Set out every line of the items below as a single numbered list, skipping any blank lines and leaving the pictures out.

[MATERIAL PROVIDED start]

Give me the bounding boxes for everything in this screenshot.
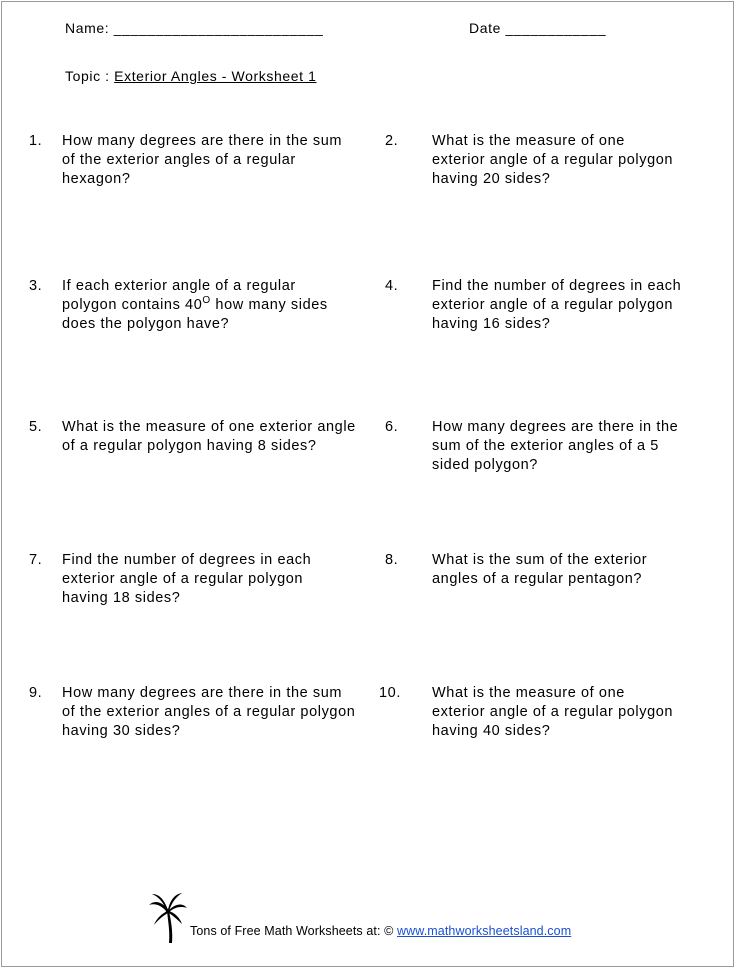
question-number: 8. (385, 552, 399, 568)
question-text-part: how many sides does the polygon have? (62, 297, 328, 332)
question-text: How many degrees are there in the sum of the exterior angles of a regular hexagon? (62, 133, 343, 187)
question-number: 7. (29, 552, 43, 568)
question-text: How many degrees are there in the sum of the exterior angles of a regular polygon having 30 sides? (62, 685, 356, 739)
topic-title: Exterior Angles - Worksheet 1 (114, 68, 317, 84)
question-text: What is the measure of one exterior angle of a regular polygon having 40 sides? (432, 685, 674, 739)
worksheet-page (1, 1, 734, 967)
question-number: 4. (385, 278, 399, 294)
question-text: Find the number of degrees in each exterior angle of a regular polygon having 16 sides? (432, 278, 682, 332)
question-number: 10. (379, 685, 401, 701)
question-text: What is the measure of one exterior angle of a regular polygon having 20 sides? (432, 133, 674, 187)
question-text: How many degrees are there in the sum of the exterior angles of a 5 sided polygon? (432, 419, 679, 473)
question-number: 9. (29, 685, 43, 701)
topic-line (65, 68, 317, 84)
date-field-label: Date ____________ (469, 20, 607, 36)
topic-prefix: Topic : (65, 68, 115, 84)
name-field-label: Name: _________________________ (65, 20, 324, 36)
question-text (62, 277, 352, 334)
footer-credit (190, 924, 571, 938)
question-number: 2. (385, 133, 399, 149)
question-text-part: If each exterior angle of a regular polygon contains 40 (62, 278, 296, 313)
question-number: 5. (29, 419, 43, 435)
footer-website-link[interactable]: www.mathworksheetsland.com (397, 924, 572, 938)
palm-tree-icon (148, 891, 188, 945)
footer (148, 891, 608, 947)
degree-mark: O (202, 295, 211, 306)
question-number: 1. (29, 133, 43, 149)
footer-text: Tons of Free Math Worksheets at: © (190, 924, 398, 938)
question-text: What is the measure of one exterior angle of a regular polygon having 8 sides? (62, 419, 356, 454)
question-text: Find the number of degrees in each exterior angle of a regular polygon having 18 sides? (62, 552, 312, 606)
question-number: 6. (385, 419, 399, 435)
question-number: 3. (29, 278, 43, 294)
question-text: What is the sum of the exterior angles of a regular pentagon? (432, 552, 648, 587)
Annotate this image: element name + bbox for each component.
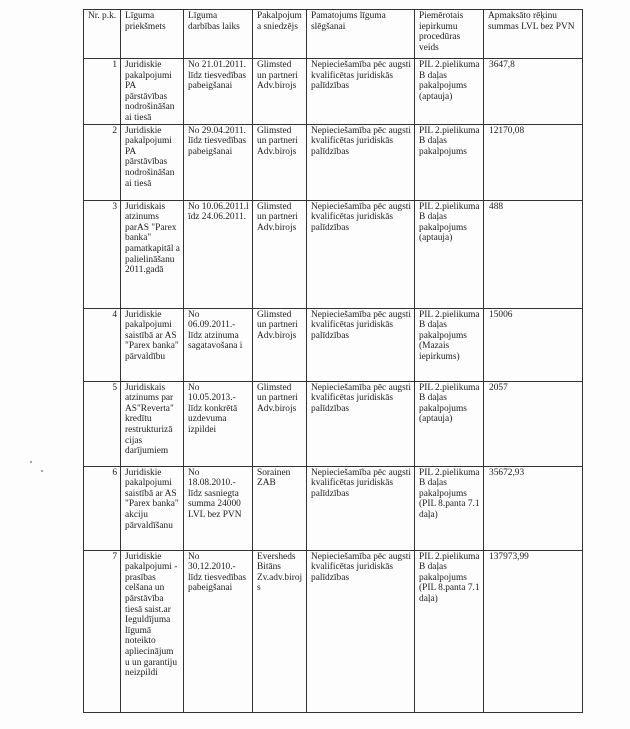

[MATERIAL PROVIDED end]

• RESPONSE TO THE EXERCISE
1. Give me the bounding boxes for everything in this screenshot.
2. question-number: 8. (385, 552, 399, 568)
3. question-text-part: how many sides does the polygon have? (62, 297, 328, 332)
4. question-text: How many degrees are there in the sum of the exterior angles of a regular hexagon? (62, 133, 343, 187)
5. question-number: 7. (29, 552, 43, 568)
6. question-text: How many degrees are there in the sum of the exterior angles of a regular polygon having 30 sides? (62, 685, 356, 739)
7. topic-title: Exterior Angles - Worksheet 1 (114, 68, 317, 84)
8. question-text: What is the measure of one exterior angle of a regular polygon having 40 sides? (432, 685, 674, 739)
9. worksheet-page (1, 1, 734, 967)
10. question-number: 4. (385, 278, 399, 294)
11. question-text: Find the number of degrees in each exterior angle of a regular polygon having 16 sides? (432, 278, 682, 332)
12. question-number: 10. (379, 685, 401, 701)
13. question-text: What is the measure of one exterior angle of a regular polygon having 20 sides? (432, 133, 674, 187)
14. question-text: How many degrees are there in the sum of the exterior angles of a 5 sided polygon? (432, 419, 679, 473)
15. question-number: 9. (29, 685, 43, 701)
16. topic-line (65, 68, 317, 84)
17. date-field-label: Date ____________ (469, 20, 607, 36)
18. topic-prefix: Topic : (65, 68, 115, 84)
19. name-field-label: Name: _________________________ (65, 20, 324, 36)
20. question-text (62, 277, 352, 334)
21. footer-credit (190, 924, 571, 938)
22. question-number: 2. (385, 133, 399, 149)
23. question-text-part: If each exterior angle of a regular polygon contains 40 (62, 278, 296, 313)
24. question-number: 5. (29, 419, 43, 435)
25. footer-website-link[interactable]: www.mathworksheetsland.com (397, 924, 572, 938)
26. palm-tree-icon (148, 891, 188, 945)
27. footer (148, 891, 608, 947)
28. degree-mark: O (202, 295, 211, 306)
29. question-number: 1. (29, 133, 43, 149)
30. footer-text: Tons of Free Math Worksheets at: © (190, 924, 398, 938)
31. question-text: What is the measure of one exterior angle of a regular polygon having 8 sides? (62, 419, 356, 454)
32. question-text: Find the number of degrees in each exterior angle of a regular polygon having 18 sides? (62, 552, 312, 606)
33. question-number: 6. (385, 419, 399, 435)
34. question-number: 3. (29, 278, 43, 294)
35. question-text: What is the sum of the exterior angles of a regular pentagon? (432, 552, 648, 587)
36. Annotate this image: element name + bbox for each component.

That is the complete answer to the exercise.